* _Challenge_:
Only the number is wanted: how many lines of the data contain "this"?

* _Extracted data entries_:

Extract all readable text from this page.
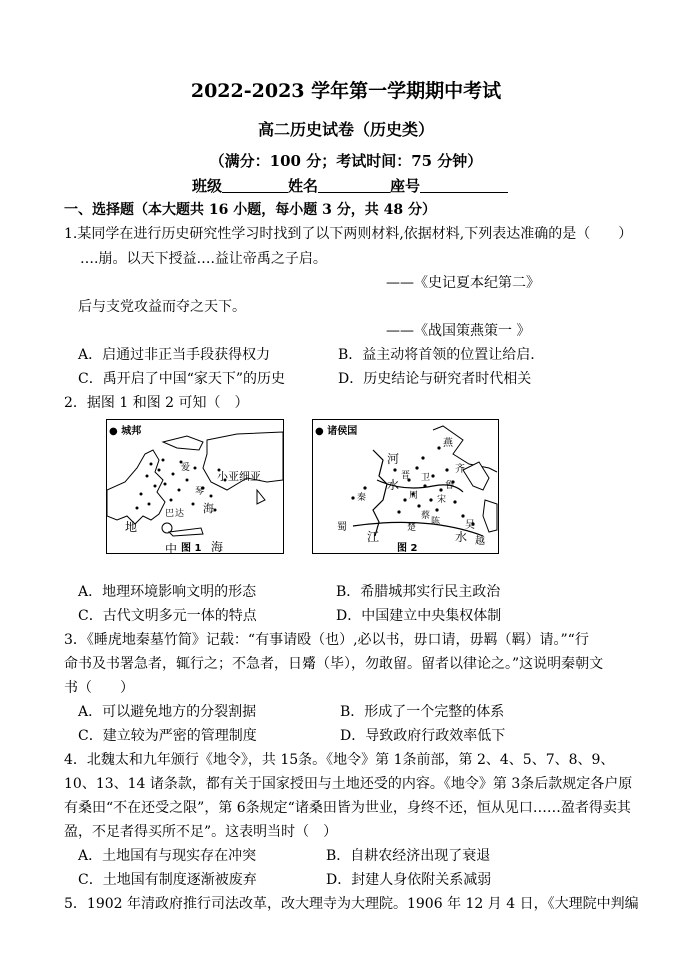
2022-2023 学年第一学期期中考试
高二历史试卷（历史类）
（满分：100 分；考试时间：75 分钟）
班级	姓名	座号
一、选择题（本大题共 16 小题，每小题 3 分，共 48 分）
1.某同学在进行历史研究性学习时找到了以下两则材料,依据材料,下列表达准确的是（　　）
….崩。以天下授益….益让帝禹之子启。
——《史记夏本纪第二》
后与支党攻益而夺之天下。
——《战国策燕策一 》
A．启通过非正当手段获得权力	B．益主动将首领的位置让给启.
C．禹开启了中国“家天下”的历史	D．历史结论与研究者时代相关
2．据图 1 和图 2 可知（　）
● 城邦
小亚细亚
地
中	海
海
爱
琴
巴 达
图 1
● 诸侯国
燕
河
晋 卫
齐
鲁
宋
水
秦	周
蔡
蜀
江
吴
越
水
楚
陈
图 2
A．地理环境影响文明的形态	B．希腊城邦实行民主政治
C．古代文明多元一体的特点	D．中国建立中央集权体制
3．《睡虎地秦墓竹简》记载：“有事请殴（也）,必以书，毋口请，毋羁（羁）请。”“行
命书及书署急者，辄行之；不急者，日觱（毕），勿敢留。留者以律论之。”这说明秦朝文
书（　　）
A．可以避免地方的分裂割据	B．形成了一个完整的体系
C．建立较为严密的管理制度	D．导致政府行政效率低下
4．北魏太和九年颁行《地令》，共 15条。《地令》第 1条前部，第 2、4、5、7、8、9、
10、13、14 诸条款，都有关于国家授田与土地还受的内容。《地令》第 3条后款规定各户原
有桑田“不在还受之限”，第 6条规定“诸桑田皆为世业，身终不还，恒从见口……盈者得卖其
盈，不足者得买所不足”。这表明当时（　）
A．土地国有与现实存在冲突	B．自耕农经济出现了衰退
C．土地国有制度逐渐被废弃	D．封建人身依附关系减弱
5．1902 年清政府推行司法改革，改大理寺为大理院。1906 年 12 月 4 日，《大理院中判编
==
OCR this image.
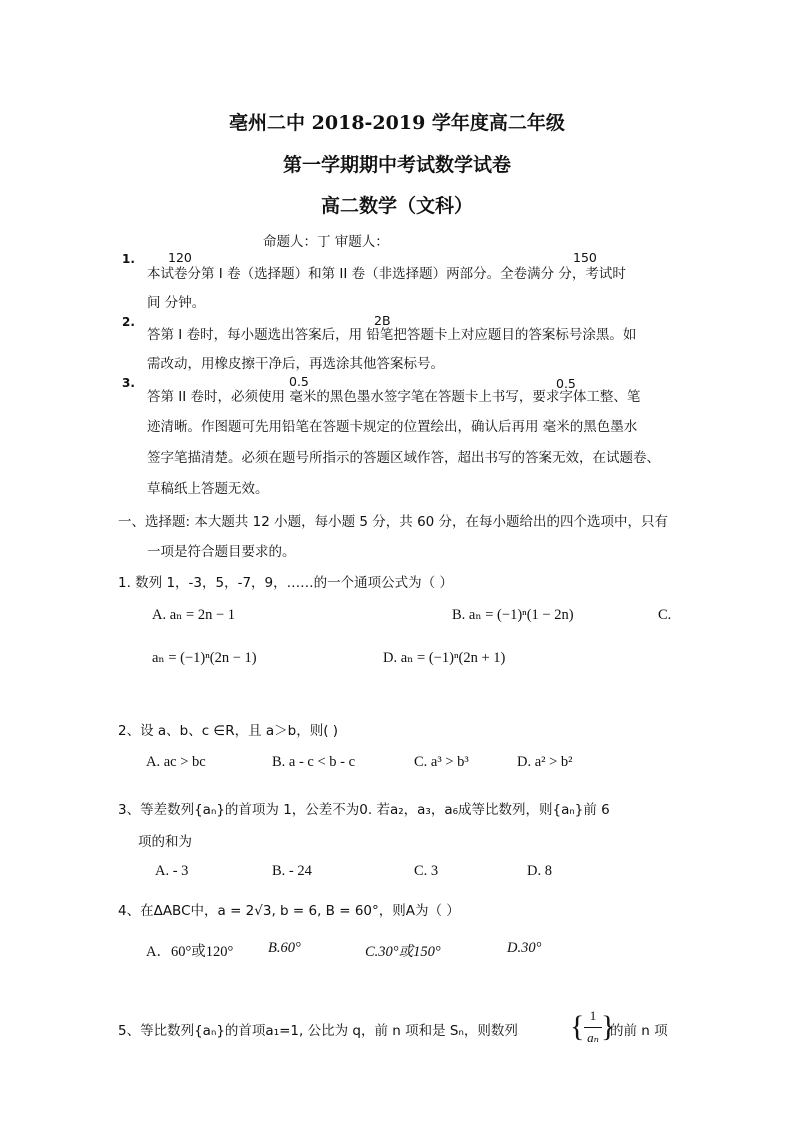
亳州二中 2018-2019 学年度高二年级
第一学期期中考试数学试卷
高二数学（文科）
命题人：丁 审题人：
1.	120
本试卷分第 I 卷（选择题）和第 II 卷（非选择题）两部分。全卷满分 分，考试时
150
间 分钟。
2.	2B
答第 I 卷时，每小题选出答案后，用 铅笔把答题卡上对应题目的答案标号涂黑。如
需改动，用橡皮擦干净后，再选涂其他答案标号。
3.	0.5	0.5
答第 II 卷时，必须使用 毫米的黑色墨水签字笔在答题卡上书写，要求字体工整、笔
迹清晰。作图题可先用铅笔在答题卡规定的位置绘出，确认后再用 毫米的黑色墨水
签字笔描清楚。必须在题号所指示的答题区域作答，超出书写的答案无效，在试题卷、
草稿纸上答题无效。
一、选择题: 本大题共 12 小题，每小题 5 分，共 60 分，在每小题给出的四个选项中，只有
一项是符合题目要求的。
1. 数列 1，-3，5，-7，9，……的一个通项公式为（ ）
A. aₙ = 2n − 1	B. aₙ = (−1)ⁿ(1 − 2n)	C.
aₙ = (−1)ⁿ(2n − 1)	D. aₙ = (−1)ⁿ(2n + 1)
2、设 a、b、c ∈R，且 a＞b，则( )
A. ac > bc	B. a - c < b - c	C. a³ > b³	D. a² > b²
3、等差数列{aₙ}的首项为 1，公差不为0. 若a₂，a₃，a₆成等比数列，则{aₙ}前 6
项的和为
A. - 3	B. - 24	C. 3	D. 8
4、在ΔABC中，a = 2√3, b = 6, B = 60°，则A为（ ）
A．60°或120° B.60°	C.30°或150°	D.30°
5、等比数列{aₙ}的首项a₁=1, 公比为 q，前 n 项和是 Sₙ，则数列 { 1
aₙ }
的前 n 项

* _Result of the task_:
2